Input material
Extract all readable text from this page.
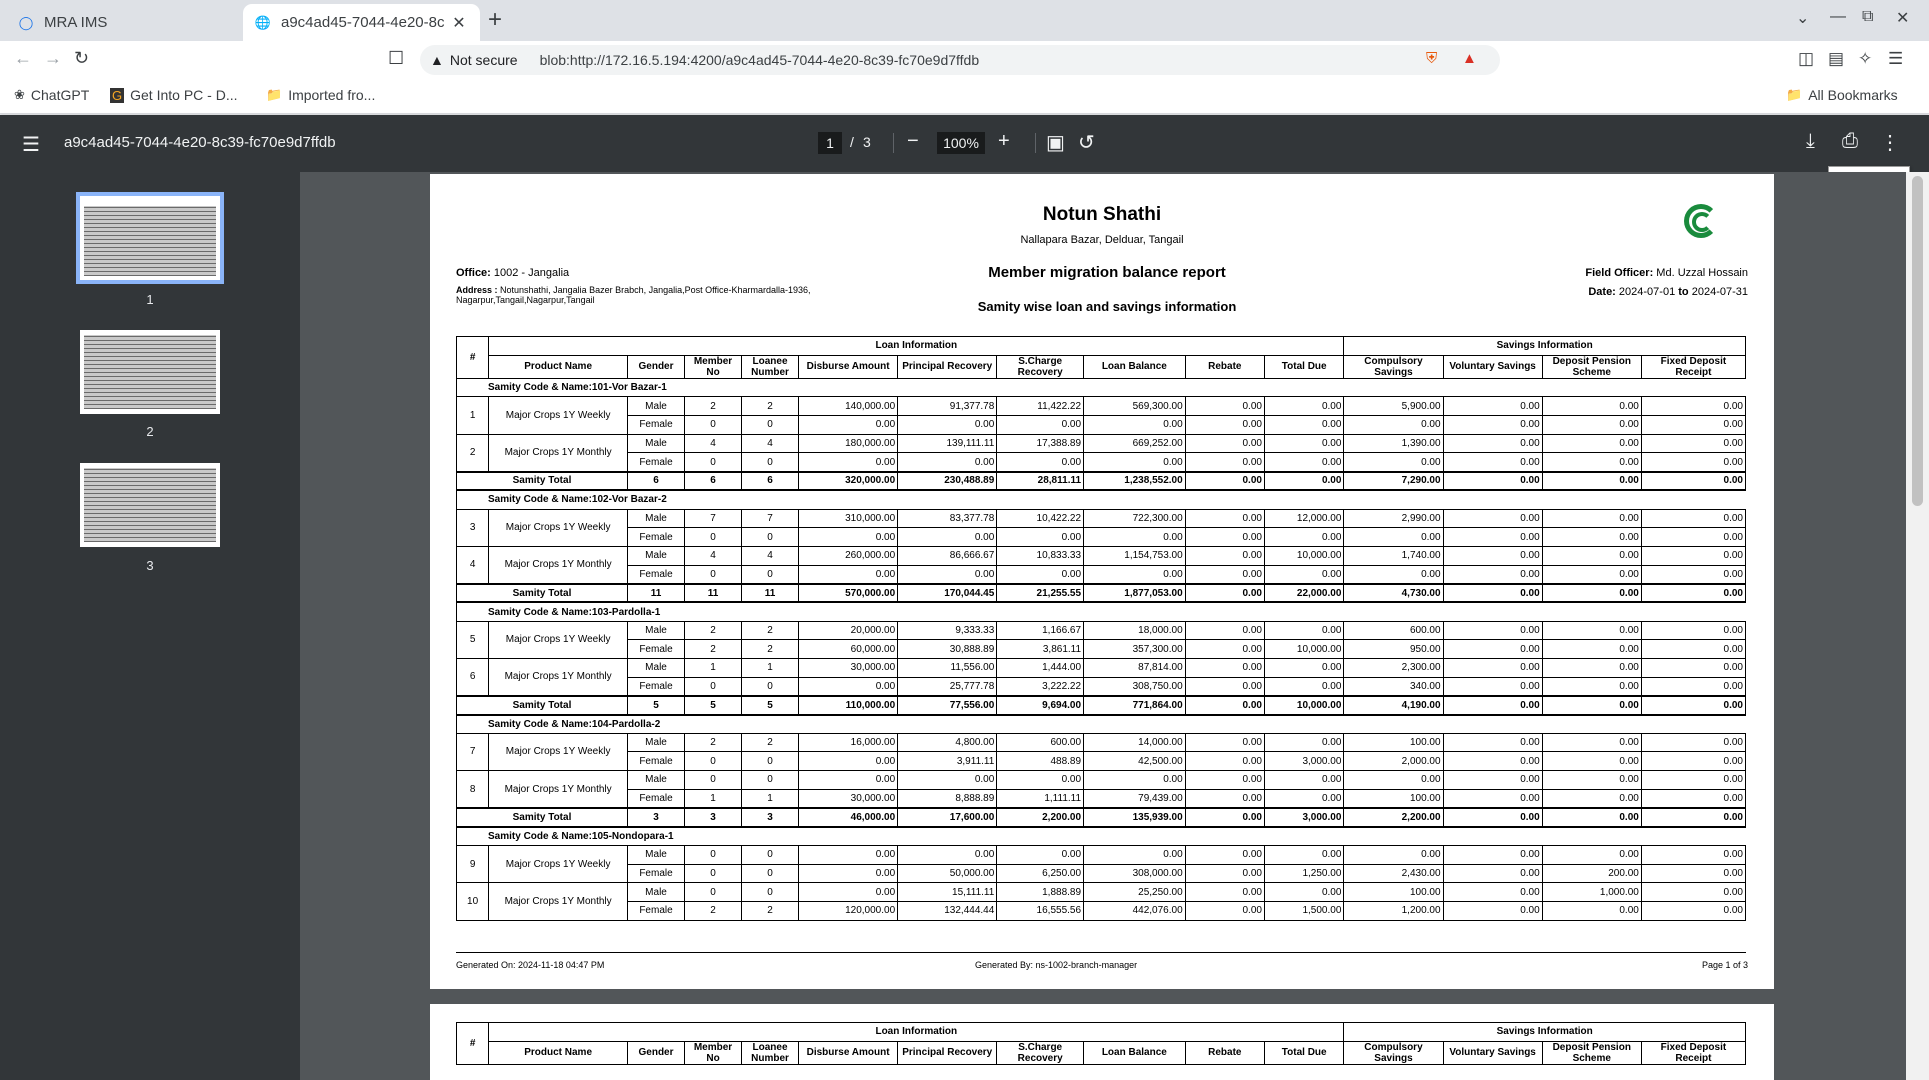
◯ MRA IMS	🌐 a9c4ad45-7044-4e20-8c ✕ +	⌄ — ⧉ ✕
← → ↻	☐ ▲ Not secure blob:http://172.16.5.194:4200/a9c4ad45-7044-4e20-8c39-fc70e9d7ffdb	⛨ ▲	◫ ▤ ✧ ☰
❀ ChatGPT G Get Into PC - D... 📁 Imported fro...	📁 All Bookmarks
☰ a9c4ad45-7044-4e20-8c39-fc70e9d7ffdb	1	/ 3 −	100% + ▣ ↺	⤓ ⎙ ⋮
1
2
3
Notun Shathi
Nallapara Bazar, Delduar, Tangail
Office: 1002 - Jangalia
Address : Notunshathi, Jangalia Bazer Brabch, Jangalia,Post Office-Kharmardalla-1936, Nagarpur,Tangail,Nagarpur,Tangail
Member migration balance report
Samity wise loan and savings information
Field Officer: Md. Uzzal Hossain
Date: 2024-07-01 to 2024-07-31
#	Loan Information										Savings Information			
	Product Name	Gender	Member No	Loanee Number	Disburse Amount	Principal Recovery	S.Charge Recovery	Loan Balance	Rebate	Total Due	Compulsory Savings	Voluntary Savings	Deposit Pension Scheme	Fixed Deposit Receipt
Samity Code & Name:101-Vor Bazar-1														
1	Major Crops 1Y Weekly	Male	2	2	140,000.00	91,377.78	11,422.22	569,300.00	0.00	0.00	5,900.00	0.00	0.00	0.00
		Female	0	0	0.00	0.00	0.00	0.00	0.00	0.00	0.00	0.00	0.00	0.00
2	Major Crops 1Y Monthly	Male	4	4	180,000.00	139,111.11	17,388.89	669,252.00	0.00	0.00	1,390.00	0.00	0.00	0.00
		Female	0	0	0.00	0.00	0.00	0.00	0.00	0.00	0.00	0.00	0.00	0.00
Samity Total		6	6	6	320,000.00	230,488.89	28,811.11	1,238,552.00	0.00	0.00	7,290.00	0.00	0.00	0.00
Samity Code & Name:102-Vor Bazar-2														
3	Major Crops 1Y Weekly	Male	7	7	310,000.00	83,377.78	10,422.22	722,300.00	0.00	12,000.00	2,990.00	0.00	0.00	0.00
		Female	0	0	0.00	0.00	0.00	0.00	0.00	0.00	0.00	0.00	0.00	0.00
4	Major Crops 1Y Monthly	Male	4	4	260,000.00	86,666.67	10,833.33	1,154,753.00	0.00	10,000.00	1,740.00	0.00	0.00	0.00
		Female	0	0	0.00	0.00	0.00	0.00	0.00	0.00	0.00	0.00	0.00	0.00
Samity Total		11	11	11	570,000.00	170,044.45	21,255.55	1,877,053.00	0.00	22,000.00	4,730.00	0.00	0.00	0.00
Samity Code & Name:103-Pardolla-1														
5	Major Crops 1Y Weekly	Male	2	2	20,000.00	9,333.33	1,166.67	18,000.00	0.00	0.00	600.00	0.00	0.00	0.00
		Female	2	2	60,000.00	30,888.89	3,861.11	357,300.00	0.00	10,000.00	950.00	0.00	0.00	0.00
6	Major Crops 1Y Monthly	Male	1	1	30,000.00	11,556.00	1,444.00	87,814.00	0.00	0.00	2,300.00	0.00	0.00	0.00
		Female	0	0	0.00	25,777.78	3,222.22	308,750.00	0.00	0.00	340.00	0.00	0.00	0.00
Samity Total		5	5	5	110,000.00	77,556.00	9,694.00	771,864.00	0.00	10,000.00	4,190.00	0.00	0.00	0.00
Samity Code & Name:104-Pardolla-2														
7	Major Crops 1Y Weekly	Male	2	2	16,000.00	4,800.00	600.00	14,000.00	0.00	0.00	100.00	0.00	0.00	0.00
		Female	0	0	0.00	3,911.11	488.89	42,500.00	0.00	3,000.00	2,000.00	0.00	0.00	0.00
8	Major Crops 1Y Monthly	Male	0	0	0.00	0.00	0.00	0.00	0.00	0.00	0.00	0.00	0.00	0.00
		Female	1	1	30,000.00	8,888.89	1,111.11	79,439.00	0.00	0.00	100.00	0.00	0.00	0.00
Samity Total		3	3	3	46,000.00	17,600.00	2,200.00	135,939.00	0.00	3,000.00	2,200.00	0.00	0.00	0.00
Samity Code & Name:105-Nondopara-1														
9	Major Crops 1Y Weekly	Male	0	0	0.00	0.00	0.00	0.00	0.00	0.00	0.00	0.00	0.00	0.00
		Female	0	0	0.00	50,000.00	6,250.00	308,000.00	0.00	1,250.00	2,430.00	0.00	200.00	0.00
10	Major Crops 1Y Monthly	Male	0	0	0.00	15,111.11	1,888.89	25,250.00	0.00	0.00	100.00	0.00	1,000.00	0.00
		Female	2	2	120,000.00	132,444.44	16,555.56	442,076.00	0.00	1,500.00	1,200.00	0.00	0.00	0.00
Generated On: 2024-11-18 04:47 PM	Generated By: ns-1002-branch-manager	Page 1 of 3
#	Loan Information										Savings Information			
	Product Name	Gender	Member No	Loanee Number	Disburse Amount	Principal Recovery	S.Charge Recovery	Loan Balance	Rebate	Total Due	Compulsory Savings	Voluntary Savings	Deposit Pension Scheme	Fixed Deposit Receipt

What is asked
All lines above with "Jangalia" in them should be returned.

The response
Office: 1002 - Jangalia
Address : Notunshathi, Jangalia Bazer Brabch, Jangalia,Post Office-Kharmardalla-1936, Nagarpur,Tangail,Nagarpur,Tangail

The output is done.